OBJECTIVE ▸ Pictures in the data below are not part of the copy; transcribe everything else exactly.

DATA TO PROCESS ▸
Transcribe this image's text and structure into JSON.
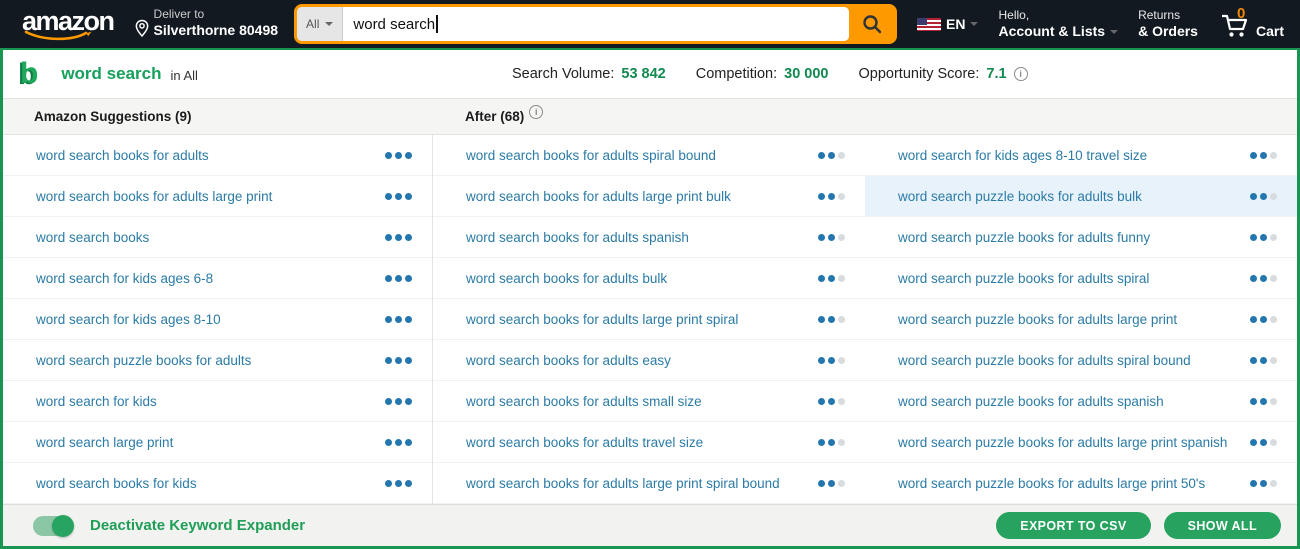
{
  "header": {
    "logo_text": "amazon",
    "deliver_to_label": "Deliver to",
    "deliver_to_location": "Silverthorne 80498",
    "search": {
      "category": "All",
      "value": "word search"
    },
    "language": "EN",
    "account_line1": "Hello,",
    "account_line2": "Account & Lists",
    "orders_line1": "Returns",
    "orders_line2": "& Orders",
    "cart_count": "0",
    "cart_label": "Cart"
  },
  "toolbar": {
    "keyword": "word search",
    "scope": "in All",
    "stats": [
      {
        "label": "Search Volume:",
        "value": "53 842"
      },
      {
        "label": "Competition:",
        "value": "30 000"
      },
      {
        "label": "Opportunity Score:",
        "value": "7.1"
      }
    ],
    "info_icon": "i"
  },
  "table": {
    "col1_header": "Amazon Suggestions (9)",
    "col2_header": "After (68)",
    "columns": [
      {
        "dots": [
          1,
          1,
          1
        ],
        "highlight_index": -1,
        "items": [
          "word search books for adults",
          "word search books for adults large print",
          "word search books",
          "word search for kids ages 6-8",
          "word search for kids ages 8-10",
          "word search puzzle books for adults",
          "word search for kids",
          "word search large print",
          "word search books for kids"
        ]
      },
      {
        "dots": [
          1,
          1,
          0
        ],
        "highlight_index": -1,
        "items": [
          "word search books for adults spiral bound",
          "word search books for adults large print bulk",
          "word search books for adults spanish",
          "word search books for adults bulk",
          "word search books for adults large print spiral",
          "word search books for adults easy",
          "word search books for adults small size",
          "word search books for adults travel size",
          "word search books for adults large print spiral bound"
        ]
      },
      {
        "dots": [
          1,
          1,
          0
        ],
        "highlight_index": 1,
        "items": [
          "word search for kids ages 8-10 travel size",
          "word search puzzle books for adults bulk",
          "word search puzzle books for adults funny",
          "word search puzzle books for adults spiral",
          "word search puzzle books for adults large print",
          "word search puzzle books for adults spiral bound",
          "word search puzzle books for adults spanish",
          "word search puzzle books for adults large print spanish",
          "word search puzzle books for adults large print 50's"
        ]
      }
    ]
  },
  "footer": {
    "toggle_label": "Deactivate Keyword Expander",
    "export_button": "EXPORT TO CSV",
    "show_all_button": "SHOW ALL"
  },
  "colors": {
    "amazon_header_bg": "#131921",
    "amazon_orange": "#ff9900",
    "brand_green": "#1fa85c",
    "stat_green": "#11894f",
    "panel_border_green": "#179551",
    "keyword_blue": "#2b7ba6",
    "dot_blue": "#2477ae",
    "dot_gray": "#d8dcde",
    "highlight_row": "#e8f2fb"
  }
}
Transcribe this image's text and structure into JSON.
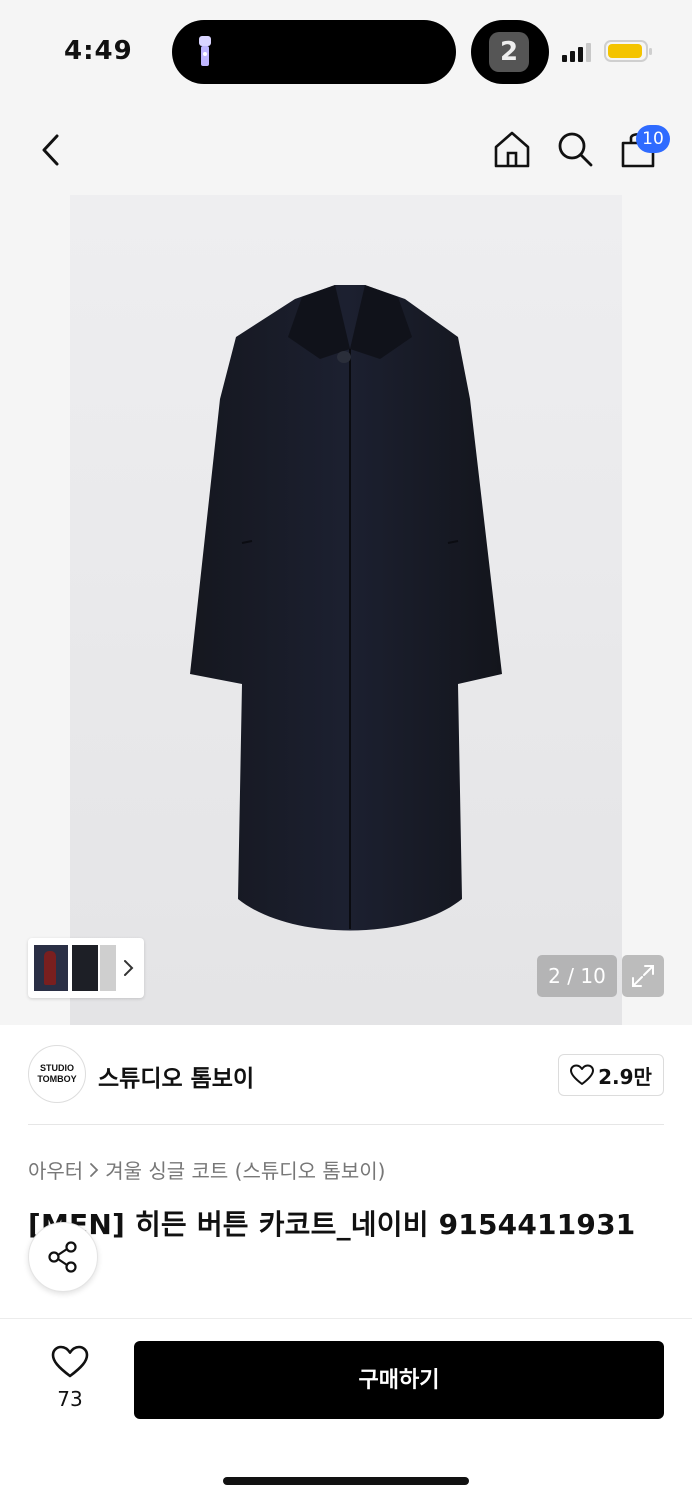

TASK RESULT ▸
Transcribe this image's text and structure into JSON.
{
  "header": {
    "logo_text": "amazon",
    "deliver_to_label": "Deliver to",
    "deliver_to_location": "Silverthorne 80498",
    "search": {
      "category": "All",
      "value": "word search"
    },
    "language": "EN",
    "account_line1": "Hello,",
    "account_line2": "Account & Lists",
    "orders_line1": "Returns",
    "orders_line2": "& Orders",
    "cart_count": "0",
    "cart_label": "Cart"
  },
  "toolbar": {
    "keyword": "word search",
    "scope": "in All",
    "stats": [
      {
        "label": "Search Volume:",
        "value": "53 842"
      },
      {
        "label": "Competition:",
        "value": "30 000"
      },
      {
        "label": "Opportunity Score:",
        "value": "7.1"
      }
    ],
    "info_icon": "i"
  },
  "table": {
    "col1_header": "Amazon Suggestions (9)",
    "col2_header": "After (68)",
    "columns": [
      {
        "dots": [
          1,
          1,
          1
        ],
        "highlight_index": -1,
        "items": [
          "word search books for adults",
          "word search books for adults large print",
          "word search books",
          "word search for kids ages 6-8",
          "word search for kids ages 8-10",
          "word search puzzle books for adults",
          "word search for kids",
          "word search large print",
          "word search books for kids"
        ]
      },
      {
        "dots": [
          1,
          1,
          0
        ],
        "highlight_index": -1,
        "items": [
          "word search books for adults spiral bound",
          "word search books for adults large print bulk",
          "word search books for adults spanish",
          "word search books for adults bulk",
          "word search books for adults large print spiral",
          "word search books for adults easy",
          "word search books for adults small size",
          "word search books for adults travel size",
          "word search books for adults large print spiral bound"
        ]
      },
      {
        "dots": [
          1,
          1,
          0
        ],
        "highlight_index": 1,
        "items": [
          "word search for kids ages 8-10 travel size",
          "word search puzzle books for adults bulk",
          "word search puzzle books for adults funny",
          "word search puzzle books for adults spiral",
          "word search puzzle books for adults large print",
          "word search puzzle books for adults spiral bound",
          "word search puzzle books for adults spanish",
          "word search puzzle books for adults large print spanish",
          "word search puzzle books for adults large print 50's"
        ]
      }
    ]
  },
  "footer": {
    "toggle_label": "Deactivate Keyword Expander",
    "export_button": "EXPORT TO CSV",
    "show_all_button": "SHOW ALL"
  },
  "colors": {
    "amazon_header_bg": "#131921",
    "amazon_orange": "#ff9900",
    "brand_green": "#1fa85c",
    "stat_green": "#11894f",
    "panel_border_green": "#179551",
    "keyword_blue": "#2b7ba6",
    "dot_blue": "#2477ae",
    "dot_gray": "#d8dcde",
    "highlight_row": "#e8f2fb"
  }
}
Transcribe this image's text and structure into JSON.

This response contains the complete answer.